Photo Essay - Origins of Popular Dance
Album cover for Let's Limbo! (1963), recorded by John Greenwood & the Islanders. Courtesy of Jan Tonnesen.
Though the limbo is most often associated with beach parties, American wedding celebrations, and other raucous occasions, its history is much less festive. The precise origins of the enduring fad dance remain somewhat in dispute, but all seem to relate back to bondage. Among the theories: the limbo was a simulation of the descent into a slave ship's hull—the further along one got, the more difficult it was to get out; limbo-like movements were forced upon transiting slaves in order to "exercise" them onboard, as healthy slaves would fetch higher prices at auction; its contorted performance reconciles the story of Anansi, a plotting, trickster spider common in West African folklore, with the horrors of slavery; and, lastly, the dance is a variation on a Vodou folk dance from the Dahomey Kingdom (modern-day Benin). Regardless of its beginnings, in the Western Hemisphere, limbo—which is also a West Indian slang term for "limber"—is believed to have been first observed at funerals in Trinidad. While apocryphal accounts date white interest in the dance to the time of the Bahamian plantation system, where watching slaves perform was "a popular diversion for the masters" (Craton and Saunders), tourist visits to 1950s Jamaica are a more likely explanation of its export to the United States. What is certain, however, is that the ritual's historical significance—described by scholar Jan Carew as "a profound symbolic expression of the long struggle of the Afro-Caribbean peoples against slavery, the plantation system, a stultifying colonial rule, and a demonstration of how the African identity established itself in the Caribbean"—lies in stark contrast to its modern status.
Craton, Michael and Gail Saunders. Islanders in the Stream: A History of the Bahamian People. Volume 2, From the Ending of Slavery to the Twenty-First Century. Athens: University of Georgia Press, 2000.
Cover art for Walking For Dat Cake (1877), an early cakewalk by composer David Braham. Courtesy of the Library of Congress.
Emerging on the plantations of the American South in the mid-19th century, the cakewalk was perhaps the most influential African American-created popular dance in U.S. history. No less important, the routine, which was largely a great exaggeration of the minuets and other staid classical dances performed at planters' cotillions, represented a daring (and risky) defiance of the slaves' masters. Slaveowners either failed to detect the mockery or just didn't care, and actually encouraged the cakewalk enthusiastically; so popular was the dance that slaveowners would often hold competitions between slaves, with winning couples awarded a special cake—thus the term "cakewalk." By the late 1800s it had spread to cities outside the South and was often the final routine in minstrel shows, at the time performed by whites. (An apt summary of the whole crude spectacle is provided by Eric Bennett: "whites imitating blacks imitating whites.") The dance eventually jumped to theater and was most closely associated with the black acting and proto-comedy duo Bert Williams and George Walker in their seminal 1903 musical In Dahomey. The cakewalk continued to appear in various productions, eventually converging with ragtime, the fast-paced, piano-heavy music genre also popularized in minstrelsy and embraced by millions of middle-class American whites. This development, which would repeat itself countless times in the future, is difficult to understate; joined together with the cakewalk, ragtime "gave birth to the American music industry" and "ushered in the Jazz Age" (Bennett).

> Stated goal 1:
Three questions on the dance history text:
(a) Where is limbo believed to have first been observed at funerals in the Western Hemisphere?
(b) What did winning couples receive in the slave cakewalk competitions?
(c) What 1903 musical is the cakewalk most closely associated with?

> Records for this task:
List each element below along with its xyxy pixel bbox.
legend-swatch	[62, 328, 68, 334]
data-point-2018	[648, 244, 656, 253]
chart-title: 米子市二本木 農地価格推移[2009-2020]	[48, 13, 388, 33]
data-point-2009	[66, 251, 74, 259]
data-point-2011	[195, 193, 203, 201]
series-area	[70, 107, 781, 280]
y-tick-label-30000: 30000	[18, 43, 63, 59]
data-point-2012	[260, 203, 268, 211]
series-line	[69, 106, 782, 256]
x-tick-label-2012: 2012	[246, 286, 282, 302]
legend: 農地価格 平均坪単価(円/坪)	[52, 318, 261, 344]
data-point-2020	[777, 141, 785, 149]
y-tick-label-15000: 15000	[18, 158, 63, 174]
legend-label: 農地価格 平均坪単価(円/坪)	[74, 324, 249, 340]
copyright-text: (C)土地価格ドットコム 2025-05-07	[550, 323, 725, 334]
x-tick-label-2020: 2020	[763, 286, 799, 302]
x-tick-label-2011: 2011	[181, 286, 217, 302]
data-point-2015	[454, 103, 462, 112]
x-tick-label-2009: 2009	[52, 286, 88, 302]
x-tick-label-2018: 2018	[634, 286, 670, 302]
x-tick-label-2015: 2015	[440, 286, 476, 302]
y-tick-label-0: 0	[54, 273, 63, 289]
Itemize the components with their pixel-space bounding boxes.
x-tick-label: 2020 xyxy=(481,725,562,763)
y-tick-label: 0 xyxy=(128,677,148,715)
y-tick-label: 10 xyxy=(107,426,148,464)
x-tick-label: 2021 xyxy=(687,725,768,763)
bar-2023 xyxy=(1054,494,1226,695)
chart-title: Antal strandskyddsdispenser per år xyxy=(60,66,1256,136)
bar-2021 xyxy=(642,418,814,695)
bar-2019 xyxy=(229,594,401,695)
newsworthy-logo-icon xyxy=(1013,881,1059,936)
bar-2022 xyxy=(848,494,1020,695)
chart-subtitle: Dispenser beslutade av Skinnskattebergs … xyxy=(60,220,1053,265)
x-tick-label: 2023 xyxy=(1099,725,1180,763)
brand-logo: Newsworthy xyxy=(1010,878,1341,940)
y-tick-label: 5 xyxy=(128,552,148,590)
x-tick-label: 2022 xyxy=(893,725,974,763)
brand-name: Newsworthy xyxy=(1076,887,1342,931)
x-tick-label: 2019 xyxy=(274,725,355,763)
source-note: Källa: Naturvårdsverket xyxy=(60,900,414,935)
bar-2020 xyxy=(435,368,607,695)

> Stated goal 2: Can you copy out the listing word for word, from its first line down through the line that contains "y-tick-label: 0 xyxy=(128,677,148,715)", both included?

> Worked solution 1:
(a) Trinidad
(b) A special cake
(c) In Dahomey

> Worked solution 2:
List each element below along with its xyxy pixel bbox.
legend-swatch	[62, 328, 68, 334]
data-point-2018	[648, 244, 656, 253]
chart-title: 米子市二本木 農地価格推移[2009-2020]	[48, 13, 388, 33]
data-point-2009	[66, 251, 74, 259]
data-point-2011	[195, 193, 203, 201]
series-area	[70, 107, 781, 280]
y-tick-label-30000: 30000	[18, 43, 63, 59]
data-point-2012	[260, 203, 268, 211]
series-line	[69, 106, 782, 256]
x-tick-label-2012: 2012	[246, 286, 282, 302]
legend: 農地価格 平均坪単価(円/坪)	[52, 318, 261, 344]
data-point-2020	[777, 141, 785, 149]
y-tick-label-15000: 15000	[18, 158, 63, 174]
legend-label: 農地価格 平均坪単価(円/坪)	[74, 324, 249, 340]
copyright-text: (C)土地価格ドットコム 2025-05-07	[550, 323, 725, 334]
x-tick-label-2020: 2020	[763, 286, 799, 302]
x-tick-label-2011: 2011	[181, 286, 217, 302]
data-point-2015	[454, 103, 462, 112]
x-tick-label-2009: 2009	[52, 286, 88, 302]
x-tick-label-2018: 2018	[634, 286, 670, 302]
x-tick-label-2015: 2015	[440, 286, 476, 302]
y-tick-label-0: 0	[54, 273, 63, 289]
Itemize the components with their pixel-space bounding boxes.
x-tick-label: 2020 xyxy=(481,725,562,763)
y-tick-label: 0 xyxy=(128,677,148,715)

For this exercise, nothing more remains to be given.